What this task involves » Gather each line containing the string "catalogue" from these entries.

(Dataset items)
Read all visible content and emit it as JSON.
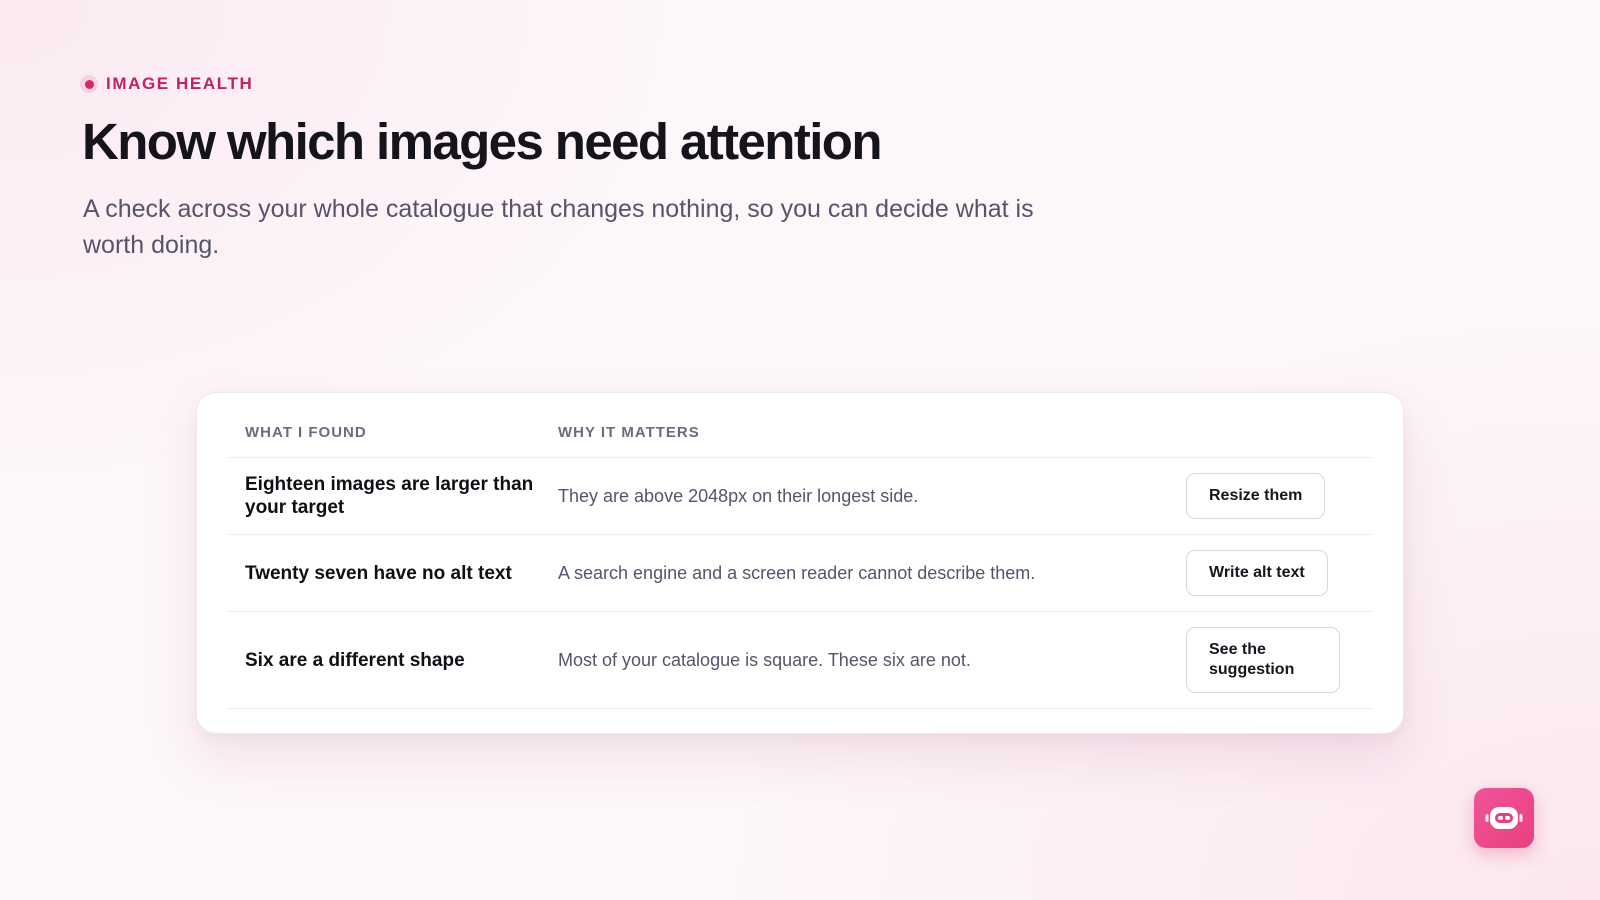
{
  "header": {
    "eyebrow": "IMAGE HEALTH",
    "title": "Know which images need attention",
    "subtitle": "A check across your whole catalogue that changes nothing, so you can decide what is worth doing."
  },
  "table": {
    "columns": [
      "WHAT I FOUND",
      "WHY IT MATTERS"
    ],
    "rows": [
      {
        "finding": "Eighteen images are larger than your target",
        "why": "They are above 2048px on their longest side.",
        "action": "Resize them"
      },
      {
        "finding": "Twenty seven have no alt text",
        "why": "A search engine and a screen reader cannot describe them.",
        "action": "Write alt text"
      },
      {
        "finding": "Six are a different shape",
        "why": "Most of your catalogue is square. These six are not.",
        "action": "See the suggestion"
      }
    ]
  },
  "assistant_button": {
    "icon": "robot-icon"
  },
  "colors": {
    "accent": "#c0235f",
    "accent_dot": "#d6286f",
    "fab": "#ee4f94"
  }
}
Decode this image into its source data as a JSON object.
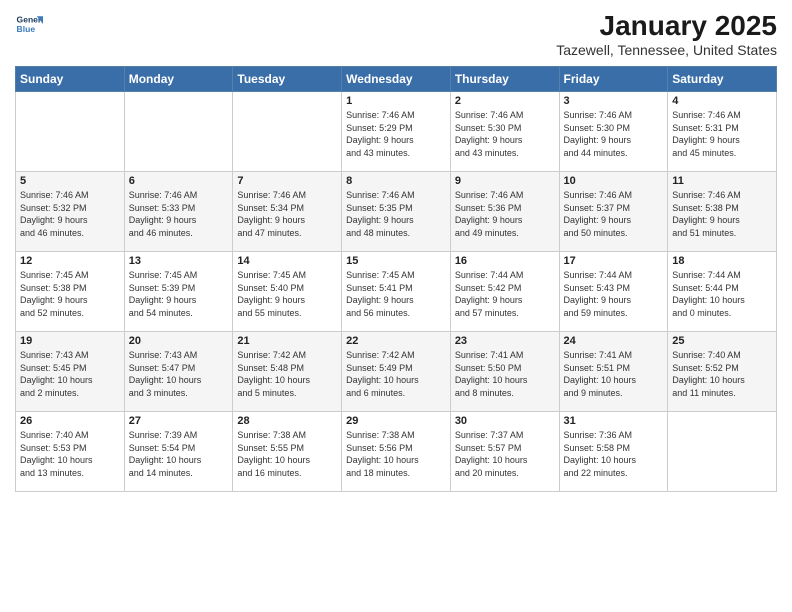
{
  "header": {
    "logo_line1": "General",
    "logo_line2": "Blue",
    "title": "January 2025",
    "subtitle": "Tazewell, Tennessee, United States"
  },
  "days_of_week": [
    "Sunday",
    "Monday",
    "Tuesday",
    "Wednesday",
    "Thursday",
    "Friday",
    "Saturday"
  ],
  "weeks": [
    [
      {
        "day": "",
        "detail": ""
      },
      {
        "day": "",
        "detail": ""
      },
      {
        "day": "",
        "detail": ""
      },
      {
        "day": "1",
        "detail": "Sunrise: 7:46 AM\nSunset: 5:29 PM\nDaylight: 9 hours\nand 43 minutes."
      },
      {
        "day": "2",
        "detail": "Sunrise: 7:46 AM\nSunset: 5:30 PM\nDaylight: 9 hours\nand 43 minutes."
      },
      {
        "day": "3",
        "detail": "Sunrise: 7:46 AM\nSunset: 5:30 PM\nDaylight: 9 hours\nand 44 minutes."
      },
      {
        "day": "4",
        "detail": "Sunrise: 7:46 AM\nSunset: 5:31 PM\nDaylight: 9 hours\nand 45 minutes."
      }
    ],
    [
      {
        "day": "5",
        "detail": "Sunrise: 7:46 AM\nSunset: 5:32 PM\nDaylight: 9 hours\nand 46 minutes."
      },
      {
        "day": "6",
        "detail": "Sunrise: 7:46 AM\nSunset: 5:33 PM\nDaylight: 9 hours\nand 46 minutes."
      },
      {
        "day": "7",
        "detail": "Sunrise: 7:46 AM\nSunset: 5:34 PM\nDaylight: 9 hours\nand 47 minutes."
      },
      {
        "day": "8",
        "detail": "Sunrise: 7:46 AM\nSunset: 5:35 PM\nDaylight: 9 hours\nand 48 minutes."
      },
      {
        "day": "9",
        "detail": "Sunrise: 7:46 AM\nSunset: 5:36 PM\nDaylight: 9 hours\nand 49 minutes."
      },
      {
        "day": "10",
        "detail": "Sunrise: 7:46 AM\nSunset: 5:37 PM\nDaylight: 9 hours\nand 50 minutes."
      },
      {
        "day": "11",
        "detail": "Sunrise: 7:46 AM\nSunset: 5:38 PM\nDaylight: 9 hours\nand 51 minutes."
      }
    ],
    [
      {
        "day": "12",
        "detail": "Sunrise: 7:45 AM\nSunset: 5:38 PM\nDaylight: 9 hours\nand 52 minutes."
      },
      {
        "day": "13",
        "detail": "Sunrise: 7:45 AM\nSunset: 5:39 PM\nDaylight: 9 hours\nand 54 minutes."
      },
      {
        "day": "14",
        "detail": "Sunrise: 7:45 AM\nSunset: 5:40 PM\nDaylight: 9 hours\nand 55 minutes."
      },
      {
        "day": "15",
        "detail": "Sunrise: 7:45 AM\nSunset: 5:41 PM\nDaylight: 9 hours\nand 56 minutes."
      },
      {
        "day": "16",
        "detail": "Sunrise: 7:44 AM\nSunset: 5:42 PM\nDaylight: 9 hours\nand 57 minutes."
      },
      {
        "day": "17",
        "detail": "Sunrise: 7:44 AM\nSunset: 5:43 PM\nDaylight: 9 hours\nand 59 minutes."
      },
      {
        "day": "18",
        "detail": "Sunrise: 7:44 AM\nSunset: 5:44 PM\nDaylight: 10 hours\nand 0 minutes."
      }
    ],
    [
      {
        "day": "19",
        "detail": "Sunrise: 7:43 AM\nSunset: 5:45 PM\nDaylight: 10 hours\nand 2 minutes."
      },
      {
        "day": "20",
        "detail": "Sunrise: 7:43 AM\nSunset: 5:47 PM\nDaylight: 10 hours\nand 3 minutes."
      },
      {
        "day": "21",
        "detail": "Sunrise: 7:42 AM\nSunset: 5:48 PM\nDaylight: 10 hours\nand 5 minutes."
      },
      {
        "day": "22",
        "detail": "Sunrise: 7:42 AM\nSunset: 5:49 PM\nDaylight: 10 hours\nand 6 minutes."
      },
      {
        "day": "23",
        "detail": "Sunrise: 7:41 AM\nSunset: 5:50 PM\nDaylight: 10 hours\nand 8 minutes."
      },
      {
        "day": "24",
        "detail": "Sunrise: 7:41 AM\nSunset: 5:51 PM\nDaylight: 10 hours\nand 9 minutes."
      },
      {
        "day": "25",
        "detail": "Sunrise: 7:40 AM\nSunset: 5:52 PM\nDaylight: 10 hours\nand 11 minutes."
      }
    ],
    [
      {
        "day": "26",
        "detail": "Sunrise: 7:40 AM\nSunset: 5:53 PM\nDaylight: 10 hours\nand 13 minutes."
      },
      {
        "day": "27",
        "detail": "Sunrise: 7:39 AM\nSunset: 5:54 PM\nDaylight: 10 hours\nand 14 minutes."
      },
      {
        "day": "28",
        "detail": "Sunrise: 7:38 AM\nSunset: 5:55 PM\nDaylight: 10 hours\nand 16 minutes."
      },
      {
        "day": "29",
        "detail": "Sunrise: 7:38 AM\nSunset: 5:56 PM\nDaylight: 10 hours\nand 18 minutes."
      },
      {
        "day": "30",
        "detail": "Sunrise: 7:37 AM\nSunset: 5:57 PM\nDaylight: 10 hours\nand 20 minutes."
      },
      {
        "day": "31",
        "detail": "Sunrise: 7:36 AM\nSunset: 5:58 PM\nDaylight: 10 hours\nand 22 minutes."
      },
      {
        "day": "",
        "detail": ""
      }
    ]
  ]
}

Complete response »
    "subtitle": "A check across your whole catalogue that changes nothing, so you can decide what is worth doing."
        "why": "Most of your catalogue is square. These six are not.",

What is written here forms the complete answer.